What is expected: Read the lines that follow and pick out every one containing the word "Price".

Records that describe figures
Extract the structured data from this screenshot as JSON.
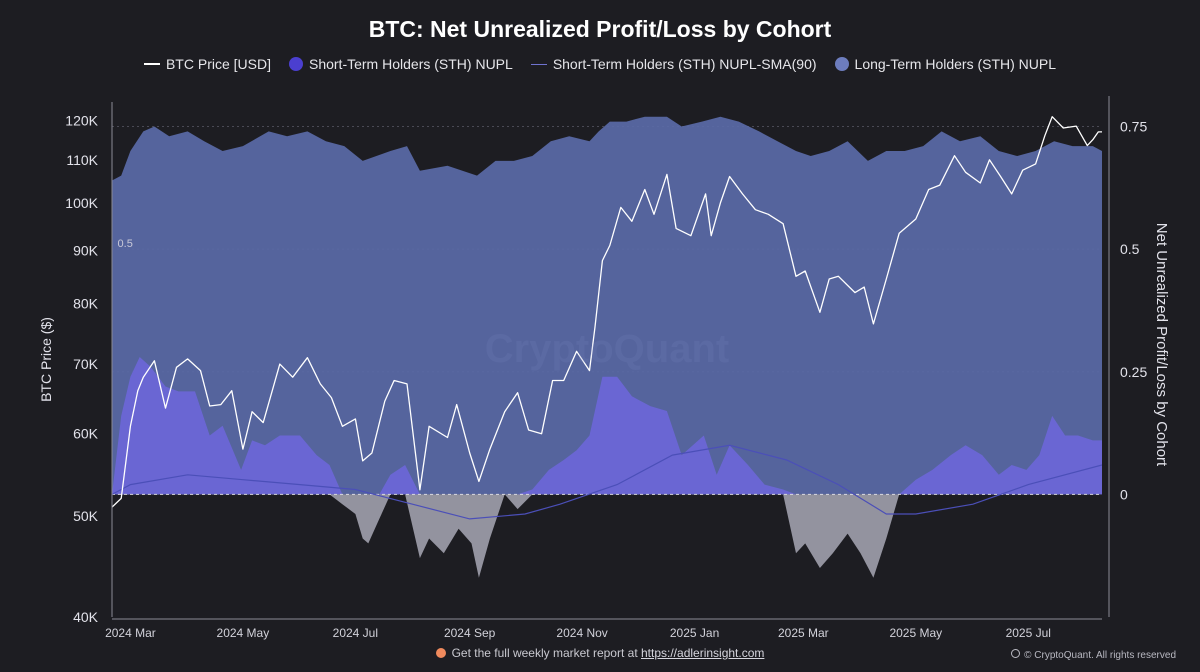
{
  "chart_data": {
    "type": "area",
    "title": "BTC: Net Unrealized Profit/Loss by Cohort",
    "ylabel_left": "BTC Price ($)",
    "ylabel_right": "Net Unrealized Profit/Loss by Cohort",
    "y_left_scale": "log",
    "y_left_ticks": [
      "120K",
      "110K",
      "100K",
      "90K",
      "80K",
      "70K",
      "60K",
      "50K",
      "40K"
    ],
    "y_left_tick_values": [
      120000,
      110000,
      100000,
      90000,
      80000,
      70000,
      60000,
      50000,
      40000
    ],
    "y_left_range": [
      40000,
      125000
    ],
    "y_right_ticks": [
      "0.75",
      "0.5",
      "0.25",
      "0"
    ],
    "y_right_tick_values": [
      0.75,
      0.5,
      0.25,
      0
    ],
    "y_right_range": [
      -0.25,
      0.8
    ],
    "x_ticks": [
      "2024 Mar",
      "2024 May",
      "2024 Jul",
      "2024 Sep",
      "2024 Nov",
      "2025 Jan",
      "2025 Mar",
      "2025 May",
      "2025 Jul"
    ],
    "x_tick_values": [
      "2024-03-01",
      "2024-05-01",
      "2024-07-01",
      "2024-09-01",
      "2024-11-01",
      "2025-01-01",
      "2025-03-01",
      "2025-05-01",
      "2025-07-01"
    ],
    "x_range": [
      "2024-02-20",
      "2025-08-10"
    ],
    "annotation": "0.5",
    "annotation_value": 0.5,
    "annotation_date": "2024-02-23",
    "watermark": "CryptoQuant",
    "legend": [
      "BTC Price [USD]",
      "Short-Term Holders (STH) NUPL",
      "Short-Term Holders (STH) NUPL-SMA(90)",
      "Long-Term Holders (STH) NUPL"
    ],
    "legend_position": "top",
    "grid": "horizontal dotted",
    "series": [
      {
        "name": "BTC Price [USD]",
        "axis": "left",
        "color": "#ffffff",
        "x": [
          "2024-02-20",
          "2024-02-25",
          "2024-03-01",
          "2024-03-05",
          "2024-03-08",
          "2024-03-14",
          "2024-03-20",
          "2024-03-26",
          "2024-04-01",
          "2024-04-08",
          "2024-04-13",
          "2024-04-19",
          "2024-04-25",
          "2024-05-01",
          "2024-05-06",
          "2024-05-12",
          "2024-05-21",
          "2024-05-28",
          "2024-06-05",
          "2024-06-12",
          "2024-06-18",
          "2024-06-24",
          "2024-07-01",
          "2024-07-05",
          "2024-07-10",
          "2024-07-17",
          "2024-07-22",
          "2024-07-29",
          "2024-08-05",
          "2024-08-10",
          "2024-08-20",
          "2024-08-25",
          "2024-09-01",
          "2024-09-06",
          "2024-09-12",
          "2024-09-20",
          "2024-09-27",
          "2024-10-03",
          "2024-10-10",
          "2024-10-16",
          "2024-10-22",
          "2024-10-29",
          "2024-11-05",
          "2024-11-08",
          "2024-11-12",
          "2024-11-16",
          "2024-11-22",
          "2024-11-28",
          "2024-12-05",
          "2024-12-10",
          "2024-12-17",
          "2024-12-22",
          "2024-12-30",
          "2025-01-07",
          "2025-01-10",
          "2025-01-15",
          "2025-01-20",
          "2025-01-27",
          "2025-02-03",
          "2025-02-10",
          "2025-02-18",
          "2025-02-25",
          "2025-03-02",
          "2025-03-10",
          "2025-03-15",
          "2025-03-20",
          "2025-03-29",
          "2025-04-03",
          "2025-04-08",
          "2025-04-15",
          "2025-04-22",
          "2025-05-01",
          "2025-05-08",
          "2025-05-14",
          "2025-05-22",
          "2025-05-28",
          "2025-06-05",
          "2025-06-10",
          "2025-06-16",
          "2025-06-22",
          "2025-06-28",
          "2025-07-05",
          "2025-07-10",
          "2025-07-14",
          "2025-07-20",
          "2025-07-27",
          "2025-08-02",
          "2025-08-05",
          "2025-08-08",
          "2025-08-10"
        ],
        "y": [
          51000,
          52000,
          61000,
          66000,
          68000,
          70500,
          63500,
          69500,
          70800,
          69000,
          63800,
          64000,
          66000,
          58000,
          63000,
          61500,
          70000,
          68000,
          71000,
          67000,
          65000,
          61000,
          62000,
          56500,
          57500,
          64500,
          67500,
          67000,
          53000,
          61000,
          59500,
          64000,
          57500,
          54000,
          58000,
          63000,
          65700,
          60500,
          60000,
          67500,
          67500,
          72000,
          69000,
          76000,
          88000,
          91000,
          99000,
          96000,
          103000,
          97500,
          106500,
          94500,
          93000,
          102000,
          93000,
          100000,
          106000,
          102000,
          98500,
          97500,
          95500,
          85000,
          86000,
          78500,
          84500,
          85000,
          82000,
          83000,
          76500,
          84500,
          93500,
          96500,
          103000,
          104000,
          111000,
          107000,
          104500,
          110000,
          106000,
          102000,
          107500,
          109000,
          116000,
          121000,
          118000,
          118500,
          113500,
          115000,
          117000,
          117000
        ]
      },
      {
        "name": "Short-Term Holders (STH) NUPL",
        "axis": "right",
        "color": "#6f73d0",
        "x": [
          "2024-02-20",
          "2024-02-25",
          "2024-03-01",
          "2024-03-06",
          "2024-03-12",
          "2024-03-20",
          "2024-03-27",
          "2024-04-05",
          "2024-04-13",
          "2024-04-20",
          "2024-04-30",
          "2024-05-06",
          "2024-05-13",
          "2024-05-21",
          "2024-06-01",
          "2024-06-10",
          "2024-06-17",
          "2024-06-24",
          "2024-07-01",
          "2024-07-05",
          "2024-07-08",
          "2024-07-14",
          "2024-07-20",
          "2024-07-28",
          "2024-08-05",
          "2024-08-10",
          "2024-08-18",
          "2024-08-26",
          "2024-09-02",
          "2024-09-06",
          "2024-09-12",
          "2024-09-20",
          "2024-09-27",
          "2024-10-05",
          "2024-10-14",
          "2024-10-22",
          "2024-10-29",
          "2024-11-05",
          "2024-11-12",
          "2024-11-20",
          "2024-11-28",
          "2024-12-08",
          "2024-12-17",
          "2024-12-25",
          "2025-01-06",
          "2025-01-13",
          "2025-01-20",
          "2025-01-30",
          "2025-02-08",
          "2025-02-18",
          "2025-02-25",
          "2025-03-02",
          "2025-03-10",
          "2025-03-17",
          "2025-03-25",
          "2025-04-01",
          "2025-04-08",
          "2025-04-15",
          "2025-04-22",
          "2025-05-01",
          "2025-05-10",
          "2025-05-20",
          "2025-05-28",
          "2025-06-06",
          "2025-06-15",
          "2025-06-22",
          "2025-06-30",
          "2025-07-07",
          "2025-07-14",
          "2025-07-21",
          "2025-07-28",
          "2025-08-05",
          "2025-08-10"
        ],
        "y": [
          0.0,
          0.16,
          0.24,
          0.28,
          0.26,
          0.22,
          0.21,
          0.21,
          0.12,
          0.14,
          0.05,
          0.11,
          0.1,
          0.12,
          0.12,
          0.08,
          0.06,
          -0.02,
          -0.04,
          -0.09,
          -0.1,
          -0.05,
          0.04,
          0.06,
          -0.13,
          -0.09,
          -0.12,
          -0.07,
          -0.1,
          -0.17,
          -0.09,
          0.0,
          -0.03,
          0.01,
          0.05,
          0.07,
          0.09,
          0.12,
          0.24,
          0.24,
          0.2,
          0.18,
          0.17,
          0.08,
          0.12,
          0.04,
          0.1,
          0.06,
          0.02,
          0.01,
          -0.12,
          -0.1,
          -0.15,
          -0.12,
          -0.08,
          -0.12,
          -0.17,
          -0.09,
          0.0,
          0.03,
          0.05,
          0.08,
          0.1,
          0.08,
          0.04,
          0.06,
          0.05,
          0.08,
          0.16,
          0.12,
          0.12,
          0.11,
          0.11
        ]
      },
      {
        "name": "Short-Term Holders (STH) NUPL-SMA(90)",
        "axis": "right",
        "color": "#5a5fc0",
        "x": [
          "2024-02-20",
          "2024-03-01",
          "2024-04-01",
          "2024-05-01",
          "2024-06-01",
          "2024-07-01",
          "2024-08-01",
          "2024-09-01",
          "2024-10-01",
          "2024-10-20",
          "2024-11-20",
          "2024-12-20",
          "2025-01-20",
          "2025-02-20",
          "2025-03-20",
          "2025-04-15",
          "2025-05-01",
          "2025-06-01",
          "2025-07-01",
          "2025-08-10"
        ],
        "y": [
          0.0,
          0.02,
          0.04,
          0.03,
          0.02,
          0.01,
          -0.02,
          -0.05,
          -0.04,
          -0.02,
          0.02,
          0.08,
          0.1,
          0.07,
          0.02,
          -0.04,
          -0.04,
          -0.02,
          0.02,
          0.06
        ]
      },
      {
        "name": "Long-Term Holders (STH) NUPL",
        "axis": "right",
        "color": "#5f6fb0",
        "x": [
          "2024-02-20",
          "2024-02-25",
          "2024-03-01",
          "2024-03-08",
          "2024-03-14",
          "2024-03-22",
          "2024-04-01",
          "2024-04-10",
          "2024-04-20",
          "2024-05-01",
          "2024-05-15",
          "2024-05-25",
          "2024-06-05",
          "2024-06-15",
          "2024-06-25",
          "2024-07-05",
          "2024-07-20",
          "2024-07-29",
          "2024-08-05",
          "2024-08-20",
          "2024-09-05",
          "2024-09-15",
          "2024-09-25",
          "2024-10-05",
          "2024-10-15",
          "2024-10-25",
          "2024-11-05",
          "2024-11-10",
          "2024-11-16",
          "2024-11-25",
          "2024-12-05",
          "2024-12-17",
          "2024-12-25",
          "2025-01-05",
          "2025-01-15",
          "2025-01-25",
          "2025-02-05",
          "2025-02-15",
          "2025-02-25",
          "2025-03-05",
          "2025-03-15",
          "2025-03-25",
          "2025-04-05",
          "2025-04-15",
          "2025-04-25",
          "2025-05-05",
          "2025-05-15",
          "2025-05-25",
          "2025-06-05",
          "2025-06-15",
          "2025-06-25",
          "2025-07-05",
          "2025-07-15",
          "2025-07-25",
          "2025-08-05",
          "2025-08-10"
        ],
        "y": [
          0.64,
          0.65,
          0.7,
          0.74,
          0.75,
          0.73,
          0.74,
          0.72,
          0.7,
          0.71,
          0.74,
          0.73,
          0.74,
          0.72,
          0.71,
          0.68,
          0.7,
          0.71,
          0.66,
          0.67,
          0.65,
          0.68,
          0.68,
          0.69,
          0.72,
          0.73,
          0.72,
          0.74,
          0.76,
          0.76,
          0.77,
          0.77,
          0.75,
          0.76,
          0.77,
          0.76,
          0.74,
          0.72,
          0.7,
          0.69,
          0.7,
          0.72,
          0.68,
          0.7,
          0.7,
          0.71,
          0.74,
          0.72,
          0.73,
          0.7,
          0.69,
          0.7,
          0.72,
          0.71,
          0.71,
          0.7
        ]
      }
    ]
  },
  "footer": {
    "report_text": "Get the full weekly market report at",
    "report_link": "https://adlerinsight.com",
    "copyright": "© CryptoQuant. All rights reserved"
  }
}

Reply:
    "ylabel_left": "BTC Price ($)",
      "BTC Price [USD]",
        "name": "BTC Price [USD]",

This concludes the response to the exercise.